● Input for this task
# # # # # # #
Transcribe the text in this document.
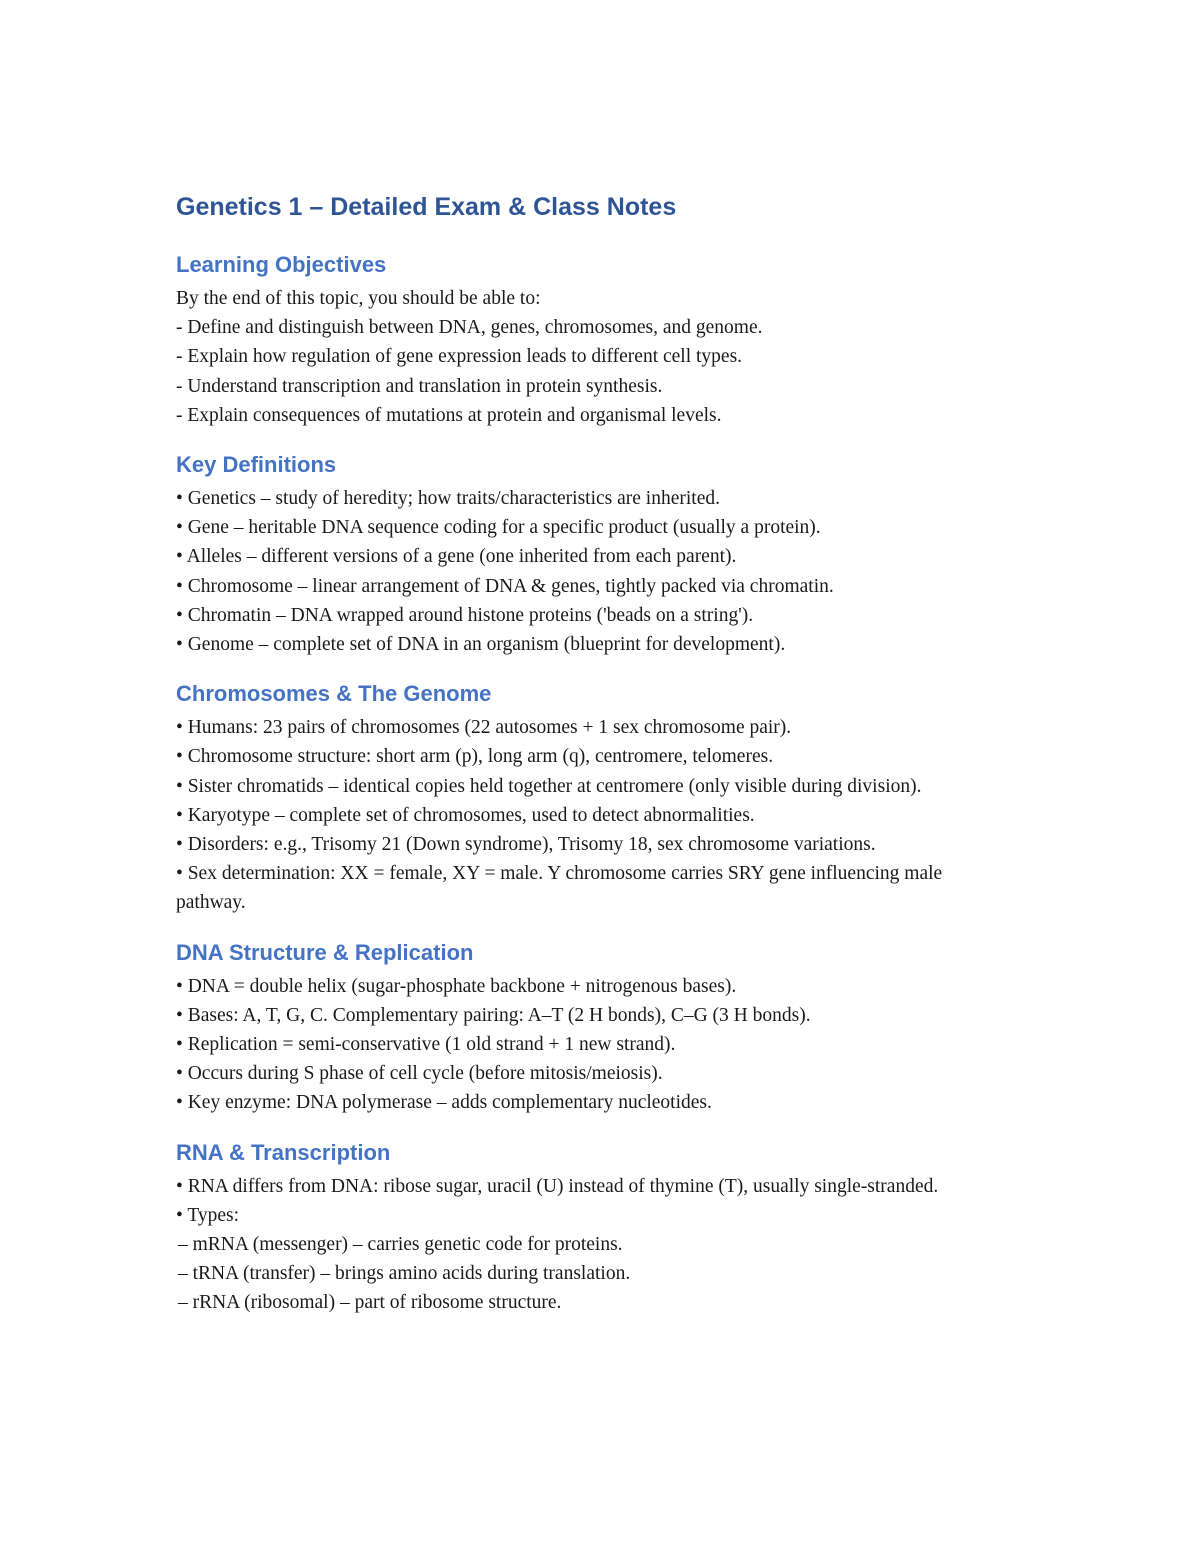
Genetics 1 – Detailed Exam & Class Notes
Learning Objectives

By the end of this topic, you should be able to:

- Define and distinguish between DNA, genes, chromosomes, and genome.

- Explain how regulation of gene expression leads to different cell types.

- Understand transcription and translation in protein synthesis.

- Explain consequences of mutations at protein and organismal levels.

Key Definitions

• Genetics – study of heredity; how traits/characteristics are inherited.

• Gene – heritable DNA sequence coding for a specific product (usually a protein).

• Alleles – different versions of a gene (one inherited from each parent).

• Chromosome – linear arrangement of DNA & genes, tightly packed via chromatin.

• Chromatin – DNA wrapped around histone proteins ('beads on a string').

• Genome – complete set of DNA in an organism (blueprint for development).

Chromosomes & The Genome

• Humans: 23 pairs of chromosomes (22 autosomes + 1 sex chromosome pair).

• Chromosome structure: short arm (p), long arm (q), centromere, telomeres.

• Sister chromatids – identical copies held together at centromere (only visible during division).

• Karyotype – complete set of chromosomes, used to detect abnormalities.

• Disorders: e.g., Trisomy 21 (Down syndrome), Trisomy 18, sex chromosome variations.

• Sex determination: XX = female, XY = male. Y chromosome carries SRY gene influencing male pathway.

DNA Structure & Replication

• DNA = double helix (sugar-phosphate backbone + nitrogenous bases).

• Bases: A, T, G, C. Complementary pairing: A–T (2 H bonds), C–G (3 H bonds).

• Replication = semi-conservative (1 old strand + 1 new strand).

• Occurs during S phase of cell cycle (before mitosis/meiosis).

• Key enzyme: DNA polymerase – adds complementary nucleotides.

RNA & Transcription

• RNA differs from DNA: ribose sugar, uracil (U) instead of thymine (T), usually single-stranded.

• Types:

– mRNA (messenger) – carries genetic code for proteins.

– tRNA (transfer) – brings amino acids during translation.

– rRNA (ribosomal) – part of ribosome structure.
# # # # # # #
● Directions
Exact repetition of each line above is expected; images are to be omitted.

● Response for this exercise
Transcribe the text in this document.
Genetics 1 – Detailed Exam & Class Notes
Learning Objectives

By the end of this topic, you should be able to:

- Define and distinguish between DNA, genes, chromosomes, and genome.

- Explain how regulation of gene expression leads to different cell types.

- Understand transcription and translation in protein synthesis.

- Explain consequences of mutations at protein and organismal levels.

Key Definitions

• Genetics – study of heredity; how traits/characteristics are inherited.

• Gene – heritable DNA sequence coding for a specific product (usually a protein).

• Alleles – different versions of a gene (one inherited from each parent).

• Chromosome – linear arrangement of DNA & genes, tightly packed via chromatin.

• Chromatin – DNA wrapped around histone proteins ('beads on a string').

• Genome – complete set of DNA in an organism (blueprint for development).

Chromosomes & The Genome

• Humans: 23 pairs of chromosomes (22 autosomes + 1 sex chromosome pair).

• Chromosome structure: short arm (p), long arm (q), centromere, telomeres.

• Sister chromatids – identical copies held together at centromere (only visible during division).

• Karyotype – complete set of chromosomes, used to detect abnormalities.

• Disorders: e.g., Trisomy 21 (Down syndrome), Trisomy 18, sex chromosome variations.

• Sex determination: XX = female, XY = male. Y chromosome carries SRY gene influencing male pathway.

DNA Structure & Replication

• DNA = double helix (sugar-phosphate backbone + nitrogenous bases).

• Bases: A, T, G, C. Complementary pairing: A–T (2 H bonds), C–G (3 H bonds).

• Replication = semi-conservative (1 old strand + 1 new strand).

• Occurs during S phase of cell cycle (before mitosis/meiosis).

• Key enzyme: DNA polymerase – adds complementary nucleotides.

RNA & Transcription

• RNA differs from DNA: ribose sugar, uracil (U) instead of thymine (T), usually single-stranded.

• Types:

– mRNA (messenger) – carries genetic code for proteins.

– tRNA (transfer) – brings amino acids during translation.

– rRNA (ribosomal) – part of ribosome structure.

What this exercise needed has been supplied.